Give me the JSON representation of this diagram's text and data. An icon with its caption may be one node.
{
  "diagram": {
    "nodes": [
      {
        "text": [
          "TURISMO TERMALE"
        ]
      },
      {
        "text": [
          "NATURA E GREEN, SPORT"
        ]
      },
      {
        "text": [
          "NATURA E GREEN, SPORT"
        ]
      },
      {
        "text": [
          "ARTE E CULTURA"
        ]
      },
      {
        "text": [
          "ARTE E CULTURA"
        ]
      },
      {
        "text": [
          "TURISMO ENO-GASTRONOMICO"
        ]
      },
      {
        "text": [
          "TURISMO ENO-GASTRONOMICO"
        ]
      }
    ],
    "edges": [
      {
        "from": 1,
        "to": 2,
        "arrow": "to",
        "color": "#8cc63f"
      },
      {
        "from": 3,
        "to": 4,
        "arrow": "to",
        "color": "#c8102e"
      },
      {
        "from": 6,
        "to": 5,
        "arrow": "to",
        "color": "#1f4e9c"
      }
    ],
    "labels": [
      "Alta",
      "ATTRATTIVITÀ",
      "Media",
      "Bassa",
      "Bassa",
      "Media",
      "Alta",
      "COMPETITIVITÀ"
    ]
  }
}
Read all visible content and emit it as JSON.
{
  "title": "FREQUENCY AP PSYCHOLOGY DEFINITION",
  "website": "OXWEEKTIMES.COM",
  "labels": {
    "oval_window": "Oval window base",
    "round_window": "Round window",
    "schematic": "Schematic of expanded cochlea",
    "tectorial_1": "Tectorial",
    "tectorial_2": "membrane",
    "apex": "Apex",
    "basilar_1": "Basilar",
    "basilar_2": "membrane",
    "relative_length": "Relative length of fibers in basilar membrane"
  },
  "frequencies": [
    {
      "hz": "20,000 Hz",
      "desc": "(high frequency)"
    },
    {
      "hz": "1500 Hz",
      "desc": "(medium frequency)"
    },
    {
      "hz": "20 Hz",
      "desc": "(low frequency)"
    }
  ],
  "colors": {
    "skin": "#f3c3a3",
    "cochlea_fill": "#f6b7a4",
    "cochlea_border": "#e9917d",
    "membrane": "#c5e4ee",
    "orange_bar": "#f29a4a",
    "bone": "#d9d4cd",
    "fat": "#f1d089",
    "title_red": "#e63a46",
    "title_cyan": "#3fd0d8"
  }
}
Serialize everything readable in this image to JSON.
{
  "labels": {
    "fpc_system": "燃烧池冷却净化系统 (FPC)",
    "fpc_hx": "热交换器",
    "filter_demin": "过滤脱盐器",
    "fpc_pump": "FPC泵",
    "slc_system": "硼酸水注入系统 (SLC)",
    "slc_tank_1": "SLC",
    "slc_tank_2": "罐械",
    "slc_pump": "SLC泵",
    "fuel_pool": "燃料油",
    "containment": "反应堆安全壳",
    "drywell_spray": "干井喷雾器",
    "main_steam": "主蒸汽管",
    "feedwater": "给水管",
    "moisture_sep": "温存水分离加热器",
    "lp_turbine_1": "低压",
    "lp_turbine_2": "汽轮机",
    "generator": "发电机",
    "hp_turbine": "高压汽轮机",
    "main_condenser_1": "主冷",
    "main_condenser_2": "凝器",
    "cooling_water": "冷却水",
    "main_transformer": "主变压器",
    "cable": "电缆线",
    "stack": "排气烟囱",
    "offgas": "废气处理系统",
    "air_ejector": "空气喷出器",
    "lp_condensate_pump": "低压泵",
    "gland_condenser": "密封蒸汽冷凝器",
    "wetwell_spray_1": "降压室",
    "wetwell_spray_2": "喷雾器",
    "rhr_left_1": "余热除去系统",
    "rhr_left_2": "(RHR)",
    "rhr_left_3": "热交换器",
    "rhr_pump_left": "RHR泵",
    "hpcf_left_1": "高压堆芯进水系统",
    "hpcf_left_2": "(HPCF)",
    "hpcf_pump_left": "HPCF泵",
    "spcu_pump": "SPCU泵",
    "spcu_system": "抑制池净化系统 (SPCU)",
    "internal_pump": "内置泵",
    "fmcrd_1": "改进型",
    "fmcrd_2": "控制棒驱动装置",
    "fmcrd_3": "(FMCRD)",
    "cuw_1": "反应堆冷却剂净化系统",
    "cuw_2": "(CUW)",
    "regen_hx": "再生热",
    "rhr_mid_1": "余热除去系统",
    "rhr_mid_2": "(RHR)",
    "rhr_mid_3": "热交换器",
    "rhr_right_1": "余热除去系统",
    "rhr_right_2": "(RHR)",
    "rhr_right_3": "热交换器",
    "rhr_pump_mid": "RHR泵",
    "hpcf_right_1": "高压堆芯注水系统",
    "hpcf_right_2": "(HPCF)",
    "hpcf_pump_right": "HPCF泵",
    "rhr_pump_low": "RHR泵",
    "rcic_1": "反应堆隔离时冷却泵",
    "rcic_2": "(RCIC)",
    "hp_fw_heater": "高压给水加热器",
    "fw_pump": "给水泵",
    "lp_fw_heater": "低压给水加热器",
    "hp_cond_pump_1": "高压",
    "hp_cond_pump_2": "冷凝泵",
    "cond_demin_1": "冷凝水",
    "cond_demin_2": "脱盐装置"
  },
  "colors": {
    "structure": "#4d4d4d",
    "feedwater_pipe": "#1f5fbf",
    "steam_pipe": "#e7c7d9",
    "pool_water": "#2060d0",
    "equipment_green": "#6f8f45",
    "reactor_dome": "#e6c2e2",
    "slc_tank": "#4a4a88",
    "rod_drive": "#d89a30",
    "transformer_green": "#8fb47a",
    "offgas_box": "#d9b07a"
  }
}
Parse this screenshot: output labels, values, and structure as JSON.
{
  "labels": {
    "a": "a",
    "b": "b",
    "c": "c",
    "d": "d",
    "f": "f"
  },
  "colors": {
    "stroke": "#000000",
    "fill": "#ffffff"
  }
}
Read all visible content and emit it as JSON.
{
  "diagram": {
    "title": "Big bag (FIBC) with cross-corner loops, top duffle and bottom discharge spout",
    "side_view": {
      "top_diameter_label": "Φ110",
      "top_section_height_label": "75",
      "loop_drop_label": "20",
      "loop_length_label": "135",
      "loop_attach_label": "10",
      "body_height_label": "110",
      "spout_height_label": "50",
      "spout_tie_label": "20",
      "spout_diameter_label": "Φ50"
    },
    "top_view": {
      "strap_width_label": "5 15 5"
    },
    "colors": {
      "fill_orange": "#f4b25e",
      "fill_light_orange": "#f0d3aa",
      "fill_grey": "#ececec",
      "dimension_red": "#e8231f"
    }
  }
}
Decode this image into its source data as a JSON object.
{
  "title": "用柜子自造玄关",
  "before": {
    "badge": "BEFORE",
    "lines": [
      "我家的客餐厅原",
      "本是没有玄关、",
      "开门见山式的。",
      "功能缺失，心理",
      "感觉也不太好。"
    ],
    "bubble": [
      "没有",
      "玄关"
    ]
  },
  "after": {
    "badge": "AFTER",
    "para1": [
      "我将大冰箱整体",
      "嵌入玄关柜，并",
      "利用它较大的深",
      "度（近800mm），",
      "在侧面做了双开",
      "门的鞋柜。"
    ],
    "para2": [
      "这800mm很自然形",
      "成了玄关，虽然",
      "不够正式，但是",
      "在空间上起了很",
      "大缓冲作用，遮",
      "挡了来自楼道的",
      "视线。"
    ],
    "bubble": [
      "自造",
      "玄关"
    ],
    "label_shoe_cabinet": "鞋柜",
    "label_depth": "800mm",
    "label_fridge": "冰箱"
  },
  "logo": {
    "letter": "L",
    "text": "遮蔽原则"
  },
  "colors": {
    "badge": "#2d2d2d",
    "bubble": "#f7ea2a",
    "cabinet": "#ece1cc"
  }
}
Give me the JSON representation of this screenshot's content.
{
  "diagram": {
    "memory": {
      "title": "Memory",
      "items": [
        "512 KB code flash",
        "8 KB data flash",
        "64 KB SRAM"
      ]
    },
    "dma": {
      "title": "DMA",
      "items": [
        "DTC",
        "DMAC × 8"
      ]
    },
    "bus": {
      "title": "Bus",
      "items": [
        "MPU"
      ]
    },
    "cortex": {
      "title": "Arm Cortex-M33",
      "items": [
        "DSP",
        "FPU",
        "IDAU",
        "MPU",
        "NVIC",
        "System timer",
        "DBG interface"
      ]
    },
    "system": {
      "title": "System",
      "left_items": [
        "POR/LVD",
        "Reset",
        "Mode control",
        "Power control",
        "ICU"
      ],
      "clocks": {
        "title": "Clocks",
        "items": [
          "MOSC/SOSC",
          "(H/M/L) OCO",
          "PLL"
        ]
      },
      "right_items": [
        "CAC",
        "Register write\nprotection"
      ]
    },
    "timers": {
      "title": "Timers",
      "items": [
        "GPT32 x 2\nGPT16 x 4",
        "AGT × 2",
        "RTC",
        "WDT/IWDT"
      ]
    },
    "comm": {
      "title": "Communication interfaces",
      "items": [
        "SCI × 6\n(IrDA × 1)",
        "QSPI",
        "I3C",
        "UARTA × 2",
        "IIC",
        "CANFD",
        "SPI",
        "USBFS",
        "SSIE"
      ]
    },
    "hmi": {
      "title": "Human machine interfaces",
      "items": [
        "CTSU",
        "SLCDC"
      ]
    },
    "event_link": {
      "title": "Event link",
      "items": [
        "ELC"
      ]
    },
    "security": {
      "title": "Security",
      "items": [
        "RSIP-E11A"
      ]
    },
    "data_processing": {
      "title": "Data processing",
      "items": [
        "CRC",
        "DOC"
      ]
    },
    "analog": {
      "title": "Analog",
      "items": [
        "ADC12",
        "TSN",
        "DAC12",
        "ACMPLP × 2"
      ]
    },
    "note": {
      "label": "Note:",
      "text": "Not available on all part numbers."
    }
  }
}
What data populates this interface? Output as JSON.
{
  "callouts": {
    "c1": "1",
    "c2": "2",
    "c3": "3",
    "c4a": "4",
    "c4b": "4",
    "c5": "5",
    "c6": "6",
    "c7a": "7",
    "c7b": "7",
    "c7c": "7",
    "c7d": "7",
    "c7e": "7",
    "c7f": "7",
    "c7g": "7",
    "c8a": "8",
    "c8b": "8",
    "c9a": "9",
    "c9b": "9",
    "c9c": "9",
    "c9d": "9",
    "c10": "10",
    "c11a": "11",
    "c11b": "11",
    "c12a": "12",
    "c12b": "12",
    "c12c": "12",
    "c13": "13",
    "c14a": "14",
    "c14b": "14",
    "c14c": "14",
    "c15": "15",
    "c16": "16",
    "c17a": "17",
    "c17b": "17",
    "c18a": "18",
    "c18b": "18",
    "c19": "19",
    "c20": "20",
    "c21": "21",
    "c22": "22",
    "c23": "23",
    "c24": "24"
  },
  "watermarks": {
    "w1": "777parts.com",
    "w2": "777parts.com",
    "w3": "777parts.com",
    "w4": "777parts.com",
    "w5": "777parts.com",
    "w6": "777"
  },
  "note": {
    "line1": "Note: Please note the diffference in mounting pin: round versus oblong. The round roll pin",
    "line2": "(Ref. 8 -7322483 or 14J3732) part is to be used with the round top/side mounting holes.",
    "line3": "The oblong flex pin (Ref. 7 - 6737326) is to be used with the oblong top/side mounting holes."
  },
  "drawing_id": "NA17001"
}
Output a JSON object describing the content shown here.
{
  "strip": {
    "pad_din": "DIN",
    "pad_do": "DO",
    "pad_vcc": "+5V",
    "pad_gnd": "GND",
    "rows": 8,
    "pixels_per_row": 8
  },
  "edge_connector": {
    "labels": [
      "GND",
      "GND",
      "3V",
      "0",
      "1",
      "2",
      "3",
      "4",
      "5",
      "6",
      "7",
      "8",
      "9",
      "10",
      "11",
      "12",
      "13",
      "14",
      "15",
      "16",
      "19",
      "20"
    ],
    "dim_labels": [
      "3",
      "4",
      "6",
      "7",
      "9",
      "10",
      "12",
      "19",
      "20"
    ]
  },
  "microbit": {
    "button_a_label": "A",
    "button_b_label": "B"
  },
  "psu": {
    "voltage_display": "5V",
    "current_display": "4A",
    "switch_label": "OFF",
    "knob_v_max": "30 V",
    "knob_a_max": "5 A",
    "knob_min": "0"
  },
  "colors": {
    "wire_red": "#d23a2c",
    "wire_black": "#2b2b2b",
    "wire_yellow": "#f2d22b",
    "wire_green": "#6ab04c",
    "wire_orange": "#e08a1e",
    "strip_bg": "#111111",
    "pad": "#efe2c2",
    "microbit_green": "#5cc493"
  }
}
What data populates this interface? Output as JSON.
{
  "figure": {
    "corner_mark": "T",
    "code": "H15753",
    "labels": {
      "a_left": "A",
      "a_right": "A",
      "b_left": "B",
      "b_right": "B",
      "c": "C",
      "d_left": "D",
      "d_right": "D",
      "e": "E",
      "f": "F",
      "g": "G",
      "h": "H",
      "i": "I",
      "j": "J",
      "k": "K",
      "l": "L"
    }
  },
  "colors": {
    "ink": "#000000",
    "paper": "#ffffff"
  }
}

# [Stated task]
In the records above, find each line holding "image" and copy it.

# [Response below]
Serialize everything readable in this image to JSON.
Decode this image into its source data as a JSON object.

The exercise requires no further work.